*Stated goal*
Give only the number of lines that contain the word "całkowitej".
====
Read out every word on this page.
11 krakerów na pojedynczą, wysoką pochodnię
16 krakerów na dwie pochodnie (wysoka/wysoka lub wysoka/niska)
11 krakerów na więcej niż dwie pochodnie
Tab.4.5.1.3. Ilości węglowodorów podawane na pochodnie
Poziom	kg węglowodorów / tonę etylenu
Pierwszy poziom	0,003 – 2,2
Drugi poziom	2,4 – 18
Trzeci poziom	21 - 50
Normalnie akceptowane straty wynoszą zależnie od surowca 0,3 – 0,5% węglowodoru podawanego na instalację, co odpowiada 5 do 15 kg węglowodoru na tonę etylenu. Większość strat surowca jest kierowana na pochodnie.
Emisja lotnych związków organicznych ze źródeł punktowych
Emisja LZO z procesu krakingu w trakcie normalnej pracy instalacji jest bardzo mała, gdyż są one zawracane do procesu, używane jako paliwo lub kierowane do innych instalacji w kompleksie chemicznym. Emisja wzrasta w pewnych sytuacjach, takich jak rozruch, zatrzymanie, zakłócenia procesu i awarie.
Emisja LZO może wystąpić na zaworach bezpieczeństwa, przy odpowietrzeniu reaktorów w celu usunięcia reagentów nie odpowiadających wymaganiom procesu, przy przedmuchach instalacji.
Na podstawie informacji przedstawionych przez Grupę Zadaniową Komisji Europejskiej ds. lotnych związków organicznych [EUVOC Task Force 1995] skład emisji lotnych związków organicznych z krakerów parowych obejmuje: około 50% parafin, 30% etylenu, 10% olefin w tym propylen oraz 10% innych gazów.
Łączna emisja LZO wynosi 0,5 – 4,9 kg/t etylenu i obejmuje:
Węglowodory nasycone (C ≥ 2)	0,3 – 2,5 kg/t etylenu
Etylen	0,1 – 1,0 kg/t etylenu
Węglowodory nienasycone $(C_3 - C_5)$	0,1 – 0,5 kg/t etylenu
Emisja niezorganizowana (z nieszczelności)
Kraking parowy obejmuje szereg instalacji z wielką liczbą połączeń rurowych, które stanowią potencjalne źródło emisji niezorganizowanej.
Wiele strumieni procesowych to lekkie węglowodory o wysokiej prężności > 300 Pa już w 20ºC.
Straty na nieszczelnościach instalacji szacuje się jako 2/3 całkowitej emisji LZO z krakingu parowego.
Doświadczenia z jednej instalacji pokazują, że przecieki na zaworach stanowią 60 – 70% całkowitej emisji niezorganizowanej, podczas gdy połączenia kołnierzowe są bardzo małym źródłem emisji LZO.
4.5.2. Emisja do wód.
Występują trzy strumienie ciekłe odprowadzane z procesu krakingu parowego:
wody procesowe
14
====
*Complete answer*
2